(Dataset entries)
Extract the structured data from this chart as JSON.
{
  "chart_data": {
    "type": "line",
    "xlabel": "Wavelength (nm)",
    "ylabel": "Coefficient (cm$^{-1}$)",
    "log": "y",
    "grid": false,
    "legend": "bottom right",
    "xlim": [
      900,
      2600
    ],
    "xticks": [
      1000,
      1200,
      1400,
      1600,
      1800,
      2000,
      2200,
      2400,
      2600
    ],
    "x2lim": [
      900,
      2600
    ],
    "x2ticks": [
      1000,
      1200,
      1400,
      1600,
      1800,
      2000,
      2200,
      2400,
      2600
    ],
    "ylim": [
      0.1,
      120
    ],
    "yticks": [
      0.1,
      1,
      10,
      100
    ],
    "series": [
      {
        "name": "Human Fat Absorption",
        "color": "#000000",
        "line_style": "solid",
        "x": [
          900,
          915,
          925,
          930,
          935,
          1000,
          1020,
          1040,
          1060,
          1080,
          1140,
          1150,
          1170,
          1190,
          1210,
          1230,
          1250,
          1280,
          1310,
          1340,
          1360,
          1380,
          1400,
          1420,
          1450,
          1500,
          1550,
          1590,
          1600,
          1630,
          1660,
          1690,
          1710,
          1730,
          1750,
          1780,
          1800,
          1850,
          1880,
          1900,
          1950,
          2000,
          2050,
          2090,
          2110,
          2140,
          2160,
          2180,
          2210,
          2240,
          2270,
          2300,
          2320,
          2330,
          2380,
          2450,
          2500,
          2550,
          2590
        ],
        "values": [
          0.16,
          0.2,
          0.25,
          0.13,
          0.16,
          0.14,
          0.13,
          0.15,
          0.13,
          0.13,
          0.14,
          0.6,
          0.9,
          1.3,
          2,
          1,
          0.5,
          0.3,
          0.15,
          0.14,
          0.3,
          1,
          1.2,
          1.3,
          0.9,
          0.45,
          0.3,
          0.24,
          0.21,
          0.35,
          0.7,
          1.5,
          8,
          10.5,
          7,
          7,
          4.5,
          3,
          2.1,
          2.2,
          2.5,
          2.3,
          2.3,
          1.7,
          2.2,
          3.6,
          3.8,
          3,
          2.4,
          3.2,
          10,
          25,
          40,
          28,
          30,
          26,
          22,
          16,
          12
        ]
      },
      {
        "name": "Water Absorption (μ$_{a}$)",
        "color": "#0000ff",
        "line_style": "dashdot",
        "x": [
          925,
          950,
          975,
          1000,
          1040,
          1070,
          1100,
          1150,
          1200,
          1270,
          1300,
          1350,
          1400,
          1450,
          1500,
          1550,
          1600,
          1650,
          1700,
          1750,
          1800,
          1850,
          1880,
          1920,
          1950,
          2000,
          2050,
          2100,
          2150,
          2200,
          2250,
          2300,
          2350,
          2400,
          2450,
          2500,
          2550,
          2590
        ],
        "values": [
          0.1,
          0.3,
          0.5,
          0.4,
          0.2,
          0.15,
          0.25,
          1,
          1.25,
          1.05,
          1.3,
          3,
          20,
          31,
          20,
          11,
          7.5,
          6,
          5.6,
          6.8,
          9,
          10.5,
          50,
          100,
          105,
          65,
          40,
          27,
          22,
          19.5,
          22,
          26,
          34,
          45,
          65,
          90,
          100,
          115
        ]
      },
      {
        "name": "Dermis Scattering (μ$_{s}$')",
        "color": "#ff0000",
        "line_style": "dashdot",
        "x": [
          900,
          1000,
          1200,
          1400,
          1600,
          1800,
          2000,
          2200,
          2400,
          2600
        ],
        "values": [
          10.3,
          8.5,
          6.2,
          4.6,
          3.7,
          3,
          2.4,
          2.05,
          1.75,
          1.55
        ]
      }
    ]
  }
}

*Set exercise*:
Copy out the full listing exactly.

*Answer*:
Extract the structured data from this chart as JSON.
{
  "chart_data": {
    "type": "line",
    "xlabel": "Wavelength (nm)",
    "ylabel": "Coefficient (cm$^{-1}$)",
    "log": "y",
    "grid": false,
    "legend": "bottom right",
    "xlim": [
      900,
      2600
    ],
    "xticks": [
      1000,
      1200,
      1400,
      1600,
      1800,
      2000,
      2200,
      2400,
      2600
    ],
    "x2lim": [
      900,
      2600
    ],
    "x2ticks": [
      1000,
      1200,
      1400,
      1600,
      1800,
      2000,
      2200,
      2400,
      2600
    ],
    "ylim": [
      0.1,
      120
    ],
    "yticks": [
      0.1,
      1,
      10,
      100
    ],
    "series": [
      {
        "name": "Human Fat Absorption",
        "color": "#000000",
        "line_style": "solid",
        "x": [
          900,
          915,
          925,
          930,
          935,
          1000,
          1020,
          1040,
          1060,
          1080,
          1140,
          1150,
          1170,
          1190,
          1210,
          1230,
          1250,
          1280,
          1310,
          1340,
          1360,
          1380,
          1400,
          1420,
          1450,
          1500,
          1550,
          1590,
          1600,
          1630,
          1660,
          1690,
          1710,
          1730,
          1750,
          1780,
          1800,
          1850,
          1880,
          1900,
          1950,
          2000,
          2050,
          2090,
          2110,
          2140,
          2160,
          2180,
          2210,
          2240,
          2270,
          2300,
          2320,
          2330,
          2380,
          2450,
          2500,
          2550,
          2590
        ],
        "values": [
          0.16,
          0.2,
          0.25,
          0.13,
          0.16,
          0.14,
          0.13,
          0.15,
          0.13,
          0.13,
          0.14,
          0.6,
          0.9,
          1.3,
          2,
          1,
          0.5,
          0.3,
          0.15,
          0.14,
          0.3,
          1,
          1.2,
          1.3,
          0.9,
          0.45,
          0.3,
          0.24,
          0.21,
          0.35,
          0.7,
          1.5,
          8,
          10.5,
          7,
          7,
          4.5,
          3,
          2.1,
          2.2,
          2.5,
          2.3,
          2.3,
          1.7,
          2.2,
          3.6,
          3.8,
          3,
          2.4,
          3.2,
          10,
          25,
          40,
          28,
          30,
          26,
          22,
          16,
          12
        ]
      },
      {
        "name": "Water Absorption (μ$_{a}$)",
        "color": "#0000ff",
        "line_style": "dashdot",
        "x": [
          925,
          950,
          975,
          1000,
          1040,
          1070,
          1100,
          1150,
          1200,
          1270,
          1300,
          1350,
          1400,
          1450,
          1500,
          1550,
          1600,
          1650,
          1700,
          1750,
          1800,
          1850,
          1880,
          1920,
          1950,
          2000,
          2050,
          2100,
          2150,
          2200,
          2250,
          2300,
          2350,
          2400,
          2450,
          2500,
          2550,
          2590
        ],
        "values": [
          0.1,
          0.3,
          0.5,
          0.4,
          0.2,
          0.15,
          0.25,
          1,
          1.25,
          1.05,
          1.3,
          3,
          20,
          31,
          20,
          11,
          7.5,
          6,
          5.6,
          6.8,
          9,
          10.5,
          50,
          100,
          105,
          65,
          40,
          27,
          22,
          19.5,
          22,
          26,
          34,
          45,
          65,
          90,
          100,
          115
        ]
      },
      {
        "name": "Dermis Scattering (μ$_{s}$')",
        "color": "#ff0000",
        "line_style": "dashdot",
        "x": [
          900,
          1000,
          1200,
          1400,
          1600,
          1800,
          2000,
          2200,
          2400,
          2600
        ],
        "values": [
          10.3,
          8.5,
          6.2,
          4.6,
          3.7,
          3,
          2.4,
          2.05,
          1.75,
          1.55
        ]
      }
    ]
  }
}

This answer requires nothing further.